→ **RAW DATA**:
▽

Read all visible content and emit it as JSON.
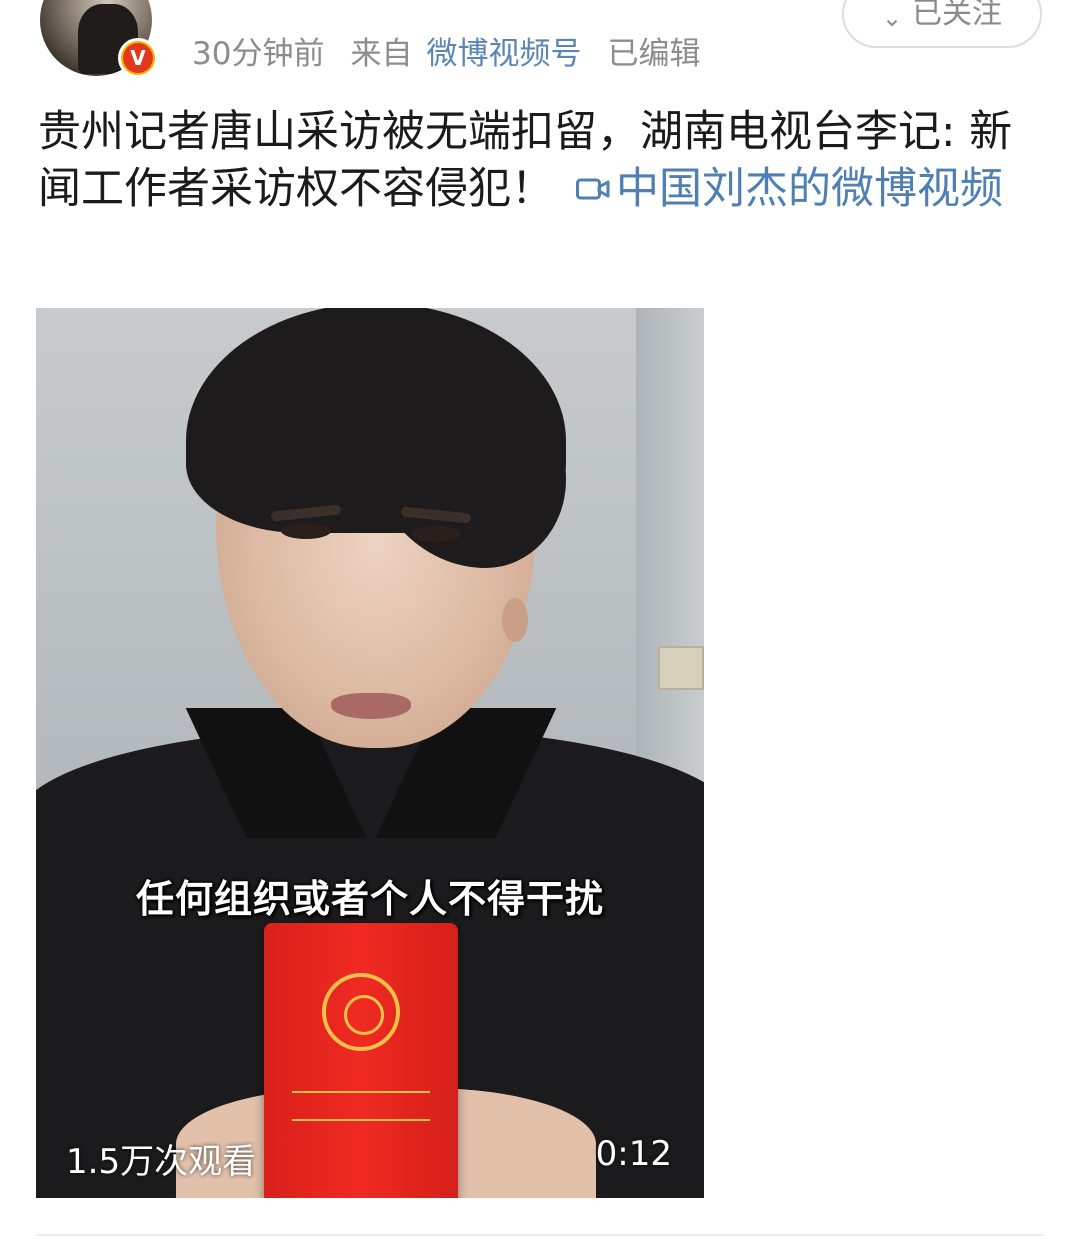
{
  "header": {
    "author_name_partial": "",
    "verified_badge": "V",
    "timestamp": "30分钟前",
    "source_prefix": "来自",
    "source": "微博视频号",
    "edited": "已编辑",
    "follow_button": "已关注",
    "follow_icon": "chevron-down-icon"
  },
  "post": {
    "text": "贵州记者唐山采访被无端扣留，湖南电视台李记: 新闻工作者采访权不容侵犯！",
    "link_icon": "video-camera-icon",
    "link_text": "中国刘杰的微博视频"
  },
  "video": {
    "caption": "任何组织或者个人不得干扰",
    "views": "1.5万次观看",
    "duration": "0:12"
  },
  "colors": {
    "link": "#4f7fb3",
    "meta": "#8c8c8c",
    "badge": "#f7b500"
  }
}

△

Examine the records and pull out every line where the string "icon" occurs.

    "follow_icon": "chevron-down-icon"
    "link_icon": "video-camera-icon",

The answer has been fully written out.